** BEGIN **

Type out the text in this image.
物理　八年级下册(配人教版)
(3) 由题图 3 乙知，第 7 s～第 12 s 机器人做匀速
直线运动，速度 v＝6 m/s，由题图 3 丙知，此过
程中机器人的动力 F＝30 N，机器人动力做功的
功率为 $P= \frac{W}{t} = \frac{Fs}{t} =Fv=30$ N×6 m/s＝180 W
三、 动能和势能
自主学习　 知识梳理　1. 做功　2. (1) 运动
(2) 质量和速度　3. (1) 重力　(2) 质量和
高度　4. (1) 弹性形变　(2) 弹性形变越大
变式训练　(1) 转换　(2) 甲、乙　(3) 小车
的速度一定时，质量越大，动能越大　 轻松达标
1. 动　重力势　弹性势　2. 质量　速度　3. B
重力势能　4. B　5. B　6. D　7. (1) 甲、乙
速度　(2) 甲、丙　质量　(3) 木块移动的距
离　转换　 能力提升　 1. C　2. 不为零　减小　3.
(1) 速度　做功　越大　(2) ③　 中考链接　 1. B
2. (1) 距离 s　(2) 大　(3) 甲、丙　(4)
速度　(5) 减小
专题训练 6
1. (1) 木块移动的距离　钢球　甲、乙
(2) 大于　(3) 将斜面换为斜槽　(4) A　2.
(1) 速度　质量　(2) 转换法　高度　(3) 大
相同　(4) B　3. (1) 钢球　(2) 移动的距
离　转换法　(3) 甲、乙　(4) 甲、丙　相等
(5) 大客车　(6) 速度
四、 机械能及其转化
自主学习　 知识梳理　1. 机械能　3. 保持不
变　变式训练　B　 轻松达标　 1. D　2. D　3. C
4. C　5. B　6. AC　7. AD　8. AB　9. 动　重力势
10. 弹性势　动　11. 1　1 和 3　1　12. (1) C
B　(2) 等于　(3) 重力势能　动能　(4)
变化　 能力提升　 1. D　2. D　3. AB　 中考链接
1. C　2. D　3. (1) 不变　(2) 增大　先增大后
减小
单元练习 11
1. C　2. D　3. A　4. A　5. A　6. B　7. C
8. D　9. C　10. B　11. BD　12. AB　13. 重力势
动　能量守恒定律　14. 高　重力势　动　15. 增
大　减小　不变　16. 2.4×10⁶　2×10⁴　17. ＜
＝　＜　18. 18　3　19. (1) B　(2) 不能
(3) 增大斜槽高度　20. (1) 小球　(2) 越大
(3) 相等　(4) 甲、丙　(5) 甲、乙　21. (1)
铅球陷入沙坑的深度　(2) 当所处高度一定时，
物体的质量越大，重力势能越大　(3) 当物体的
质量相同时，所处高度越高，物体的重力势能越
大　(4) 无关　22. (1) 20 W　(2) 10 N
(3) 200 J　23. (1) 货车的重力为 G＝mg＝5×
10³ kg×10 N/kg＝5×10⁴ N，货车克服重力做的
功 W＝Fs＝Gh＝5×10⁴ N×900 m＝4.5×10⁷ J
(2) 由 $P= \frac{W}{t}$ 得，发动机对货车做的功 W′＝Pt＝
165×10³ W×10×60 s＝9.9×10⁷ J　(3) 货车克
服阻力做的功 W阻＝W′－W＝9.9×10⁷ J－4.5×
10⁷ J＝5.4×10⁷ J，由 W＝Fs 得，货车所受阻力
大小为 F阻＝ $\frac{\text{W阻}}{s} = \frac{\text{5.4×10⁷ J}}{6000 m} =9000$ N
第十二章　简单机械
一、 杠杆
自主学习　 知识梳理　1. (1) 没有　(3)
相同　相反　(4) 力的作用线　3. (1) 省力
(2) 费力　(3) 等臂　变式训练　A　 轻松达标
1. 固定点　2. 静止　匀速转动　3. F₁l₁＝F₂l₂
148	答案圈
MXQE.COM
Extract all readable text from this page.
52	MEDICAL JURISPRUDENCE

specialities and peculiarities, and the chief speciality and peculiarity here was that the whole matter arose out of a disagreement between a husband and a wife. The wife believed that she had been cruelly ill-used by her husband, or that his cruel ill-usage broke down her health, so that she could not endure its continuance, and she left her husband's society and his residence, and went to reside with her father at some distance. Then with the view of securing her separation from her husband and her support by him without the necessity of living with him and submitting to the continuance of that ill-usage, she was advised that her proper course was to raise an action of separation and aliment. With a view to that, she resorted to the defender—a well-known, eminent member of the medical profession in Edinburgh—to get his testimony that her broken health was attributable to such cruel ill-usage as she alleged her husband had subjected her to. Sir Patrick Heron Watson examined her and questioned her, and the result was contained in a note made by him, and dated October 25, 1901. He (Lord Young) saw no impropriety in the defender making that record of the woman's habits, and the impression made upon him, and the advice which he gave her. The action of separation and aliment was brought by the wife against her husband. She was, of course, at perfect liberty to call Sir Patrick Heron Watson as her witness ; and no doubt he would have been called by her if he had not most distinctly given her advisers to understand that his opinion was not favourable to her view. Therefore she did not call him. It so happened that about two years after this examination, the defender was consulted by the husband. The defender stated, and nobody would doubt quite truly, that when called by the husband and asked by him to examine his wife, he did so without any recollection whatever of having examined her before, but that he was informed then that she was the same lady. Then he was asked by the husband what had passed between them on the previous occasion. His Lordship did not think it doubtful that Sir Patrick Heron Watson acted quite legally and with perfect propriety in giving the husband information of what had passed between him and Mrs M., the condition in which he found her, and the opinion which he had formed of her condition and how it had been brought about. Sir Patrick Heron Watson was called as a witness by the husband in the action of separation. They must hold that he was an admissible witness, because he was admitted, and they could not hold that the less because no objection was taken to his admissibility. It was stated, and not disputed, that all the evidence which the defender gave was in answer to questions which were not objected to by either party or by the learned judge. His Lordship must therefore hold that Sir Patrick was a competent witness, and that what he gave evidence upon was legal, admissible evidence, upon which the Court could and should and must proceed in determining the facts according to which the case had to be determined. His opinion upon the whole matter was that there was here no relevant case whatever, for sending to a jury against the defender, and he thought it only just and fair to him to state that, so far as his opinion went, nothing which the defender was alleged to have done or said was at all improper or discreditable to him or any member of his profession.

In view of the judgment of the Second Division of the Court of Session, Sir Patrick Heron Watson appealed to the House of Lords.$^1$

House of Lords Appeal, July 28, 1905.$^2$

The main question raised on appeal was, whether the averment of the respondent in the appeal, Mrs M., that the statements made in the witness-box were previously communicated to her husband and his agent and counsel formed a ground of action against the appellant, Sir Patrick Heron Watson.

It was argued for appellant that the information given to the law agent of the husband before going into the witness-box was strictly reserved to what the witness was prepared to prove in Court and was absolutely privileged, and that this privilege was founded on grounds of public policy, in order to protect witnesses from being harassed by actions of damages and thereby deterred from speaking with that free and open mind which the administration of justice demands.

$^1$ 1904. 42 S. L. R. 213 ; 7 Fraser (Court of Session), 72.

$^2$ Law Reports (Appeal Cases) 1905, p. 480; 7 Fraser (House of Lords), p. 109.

** END **

* _AIM OF THE EXERCISE_: Report how many lines of the data contain the word "轻松达标", using the number alone.

* _WRITTEN SOLUTION_: 3